(Saved data entries)
— Start —

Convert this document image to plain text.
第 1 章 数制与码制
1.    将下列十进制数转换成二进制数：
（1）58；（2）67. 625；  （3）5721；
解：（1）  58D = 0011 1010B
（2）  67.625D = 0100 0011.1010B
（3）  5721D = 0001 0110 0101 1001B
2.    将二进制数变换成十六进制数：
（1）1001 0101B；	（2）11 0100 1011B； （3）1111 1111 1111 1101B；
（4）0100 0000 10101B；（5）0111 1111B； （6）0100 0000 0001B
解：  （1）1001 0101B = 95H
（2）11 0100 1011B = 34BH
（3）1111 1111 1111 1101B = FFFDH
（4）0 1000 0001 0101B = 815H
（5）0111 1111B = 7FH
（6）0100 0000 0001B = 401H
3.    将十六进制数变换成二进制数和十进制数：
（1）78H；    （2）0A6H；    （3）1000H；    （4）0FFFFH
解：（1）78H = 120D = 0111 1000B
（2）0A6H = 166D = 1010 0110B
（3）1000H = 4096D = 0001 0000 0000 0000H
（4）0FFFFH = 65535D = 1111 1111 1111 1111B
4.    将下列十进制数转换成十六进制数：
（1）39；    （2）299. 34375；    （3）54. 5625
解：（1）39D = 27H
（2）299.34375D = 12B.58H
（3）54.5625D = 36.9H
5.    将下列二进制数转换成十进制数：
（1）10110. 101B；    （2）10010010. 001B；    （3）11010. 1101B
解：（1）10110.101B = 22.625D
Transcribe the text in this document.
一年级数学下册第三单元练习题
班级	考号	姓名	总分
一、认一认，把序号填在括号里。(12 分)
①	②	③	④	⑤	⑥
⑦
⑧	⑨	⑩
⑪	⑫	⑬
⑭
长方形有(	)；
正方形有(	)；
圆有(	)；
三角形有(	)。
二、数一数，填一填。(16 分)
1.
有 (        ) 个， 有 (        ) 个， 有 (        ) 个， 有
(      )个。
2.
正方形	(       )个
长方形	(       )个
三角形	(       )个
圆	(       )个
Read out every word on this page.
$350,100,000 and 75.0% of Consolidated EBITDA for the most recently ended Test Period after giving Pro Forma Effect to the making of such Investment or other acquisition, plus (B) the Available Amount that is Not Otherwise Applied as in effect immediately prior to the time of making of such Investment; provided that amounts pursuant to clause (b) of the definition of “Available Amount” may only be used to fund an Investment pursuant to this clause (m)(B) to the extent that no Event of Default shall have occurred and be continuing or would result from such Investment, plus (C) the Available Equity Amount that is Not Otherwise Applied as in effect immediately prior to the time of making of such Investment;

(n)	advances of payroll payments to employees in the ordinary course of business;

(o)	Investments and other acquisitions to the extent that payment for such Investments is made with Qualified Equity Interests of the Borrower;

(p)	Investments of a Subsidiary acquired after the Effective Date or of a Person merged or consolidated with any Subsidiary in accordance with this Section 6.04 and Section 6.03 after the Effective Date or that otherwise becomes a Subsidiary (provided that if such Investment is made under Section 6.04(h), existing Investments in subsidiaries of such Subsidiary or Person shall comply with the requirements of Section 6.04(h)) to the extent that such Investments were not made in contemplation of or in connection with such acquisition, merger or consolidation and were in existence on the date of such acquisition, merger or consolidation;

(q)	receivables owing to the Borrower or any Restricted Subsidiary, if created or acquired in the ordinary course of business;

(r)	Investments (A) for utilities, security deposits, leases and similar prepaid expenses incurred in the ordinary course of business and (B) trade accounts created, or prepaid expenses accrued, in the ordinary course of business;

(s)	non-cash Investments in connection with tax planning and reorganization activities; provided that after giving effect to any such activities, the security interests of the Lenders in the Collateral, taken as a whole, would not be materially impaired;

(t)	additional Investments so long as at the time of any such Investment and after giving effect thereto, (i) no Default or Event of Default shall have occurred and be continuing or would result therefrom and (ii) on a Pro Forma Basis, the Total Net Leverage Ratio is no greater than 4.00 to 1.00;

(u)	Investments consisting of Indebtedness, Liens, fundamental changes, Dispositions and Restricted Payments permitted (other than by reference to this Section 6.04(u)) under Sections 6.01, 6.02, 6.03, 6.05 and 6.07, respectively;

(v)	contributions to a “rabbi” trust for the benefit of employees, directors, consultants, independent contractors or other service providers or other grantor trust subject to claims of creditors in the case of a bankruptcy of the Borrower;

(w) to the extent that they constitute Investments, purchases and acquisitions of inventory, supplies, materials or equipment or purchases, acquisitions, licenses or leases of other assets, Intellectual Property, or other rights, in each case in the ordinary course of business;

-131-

— End —

Reproduce each line from the records that contains the word "Restricted".

(q)	receivables owing to the Borrower or any Restricted Subsidiary, if created or acquired in the ordinary course of business;
(u)	Investments consisting of Indebtedness, Liens, fundamental changes, Dispositions and Restricted Payments permitted (other than by reference to this Section 6.04(u)) under Sections 6.01, 6.02, 6.03, 6.05 and 6.07, respectively;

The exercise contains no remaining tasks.